Aim of the exercise: In the entries that follow, how many lines contain "ffffff"? Answer with the number only.

## BEGIN Data extract

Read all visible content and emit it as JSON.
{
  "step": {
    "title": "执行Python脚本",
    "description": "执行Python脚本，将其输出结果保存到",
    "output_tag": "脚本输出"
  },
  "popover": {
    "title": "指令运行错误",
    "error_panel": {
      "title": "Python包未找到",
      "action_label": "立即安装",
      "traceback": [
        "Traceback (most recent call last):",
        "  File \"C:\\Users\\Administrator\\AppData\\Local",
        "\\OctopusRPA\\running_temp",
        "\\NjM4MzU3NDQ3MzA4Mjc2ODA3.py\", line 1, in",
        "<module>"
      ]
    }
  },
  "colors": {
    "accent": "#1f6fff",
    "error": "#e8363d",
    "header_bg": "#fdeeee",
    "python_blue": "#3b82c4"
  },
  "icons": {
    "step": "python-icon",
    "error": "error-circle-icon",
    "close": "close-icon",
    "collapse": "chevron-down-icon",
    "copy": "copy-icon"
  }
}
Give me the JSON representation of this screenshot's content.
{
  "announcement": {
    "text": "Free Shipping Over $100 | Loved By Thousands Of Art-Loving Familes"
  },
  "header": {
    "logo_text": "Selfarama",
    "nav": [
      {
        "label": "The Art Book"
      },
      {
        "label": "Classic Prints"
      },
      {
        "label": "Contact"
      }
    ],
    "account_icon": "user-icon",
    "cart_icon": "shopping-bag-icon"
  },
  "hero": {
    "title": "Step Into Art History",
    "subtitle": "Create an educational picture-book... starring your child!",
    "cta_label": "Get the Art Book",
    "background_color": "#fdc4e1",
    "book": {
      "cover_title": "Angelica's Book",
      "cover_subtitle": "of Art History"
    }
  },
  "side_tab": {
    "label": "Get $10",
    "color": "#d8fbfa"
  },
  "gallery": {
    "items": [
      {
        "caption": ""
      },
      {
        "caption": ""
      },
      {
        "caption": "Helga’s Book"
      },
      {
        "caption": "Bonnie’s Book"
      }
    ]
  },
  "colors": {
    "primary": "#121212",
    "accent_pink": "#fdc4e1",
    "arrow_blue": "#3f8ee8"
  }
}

## END Data extract
## BEGIN Data extract

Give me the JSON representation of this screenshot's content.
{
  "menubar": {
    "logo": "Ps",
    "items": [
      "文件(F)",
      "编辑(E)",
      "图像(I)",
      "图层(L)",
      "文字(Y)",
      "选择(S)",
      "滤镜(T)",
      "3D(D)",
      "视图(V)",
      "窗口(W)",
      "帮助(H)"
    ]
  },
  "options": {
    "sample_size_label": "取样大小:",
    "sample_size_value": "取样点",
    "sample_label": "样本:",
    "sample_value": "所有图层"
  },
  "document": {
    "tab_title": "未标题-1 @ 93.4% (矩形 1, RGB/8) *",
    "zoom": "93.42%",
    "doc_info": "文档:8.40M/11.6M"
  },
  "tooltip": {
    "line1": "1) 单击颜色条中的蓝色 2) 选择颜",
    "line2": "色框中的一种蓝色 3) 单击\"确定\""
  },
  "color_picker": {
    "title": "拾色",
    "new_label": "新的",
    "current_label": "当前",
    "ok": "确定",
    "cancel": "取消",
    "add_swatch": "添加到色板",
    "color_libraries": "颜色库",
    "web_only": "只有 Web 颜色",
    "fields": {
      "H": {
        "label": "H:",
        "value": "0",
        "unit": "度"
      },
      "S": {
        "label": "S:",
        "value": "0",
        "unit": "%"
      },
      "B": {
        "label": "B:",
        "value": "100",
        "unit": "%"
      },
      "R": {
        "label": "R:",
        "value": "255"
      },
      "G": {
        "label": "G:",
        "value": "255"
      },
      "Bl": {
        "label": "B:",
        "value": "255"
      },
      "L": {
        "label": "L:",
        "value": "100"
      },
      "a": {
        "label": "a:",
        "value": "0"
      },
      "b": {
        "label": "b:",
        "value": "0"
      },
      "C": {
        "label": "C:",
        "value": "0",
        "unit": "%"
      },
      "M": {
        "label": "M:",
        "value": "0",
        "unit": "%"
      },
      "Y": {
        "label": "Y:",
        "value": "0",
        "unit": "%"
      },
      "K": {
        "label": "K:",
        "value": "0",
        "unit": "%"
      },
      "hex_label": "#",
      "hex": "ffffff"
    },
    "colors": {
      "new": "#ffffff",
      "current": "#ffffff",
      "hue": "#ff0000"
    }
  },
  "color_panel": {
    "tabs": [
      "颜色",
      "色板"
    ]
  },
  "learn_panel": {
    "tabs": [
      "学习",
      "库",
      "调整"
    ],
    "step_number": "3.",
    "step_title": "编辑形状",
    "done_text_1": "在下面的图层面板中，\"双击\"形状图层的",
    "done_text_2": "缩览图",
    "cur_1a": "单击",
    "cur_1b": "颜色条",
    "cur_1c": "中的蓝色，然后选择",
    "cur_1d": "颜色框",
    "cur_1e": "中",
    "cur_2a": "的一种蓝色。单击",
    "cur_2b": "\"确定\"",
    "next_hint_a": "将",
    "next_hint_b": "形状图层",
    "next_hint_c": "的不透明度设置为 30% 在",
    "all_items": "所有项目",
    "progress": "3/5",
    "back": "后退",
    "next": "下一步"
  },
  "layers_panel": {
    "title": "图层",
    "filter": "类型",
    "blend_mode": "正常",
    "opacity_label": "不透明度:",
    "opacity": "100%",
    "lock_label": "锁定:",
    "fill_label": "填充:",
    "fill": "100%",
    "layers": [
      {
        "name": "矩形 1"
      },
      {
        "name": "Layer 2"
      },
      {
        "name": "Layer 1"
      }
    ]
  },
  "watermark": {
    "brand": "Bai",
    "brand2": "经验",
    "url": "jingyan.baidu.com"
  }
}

## END Data extract

Output of the task: 3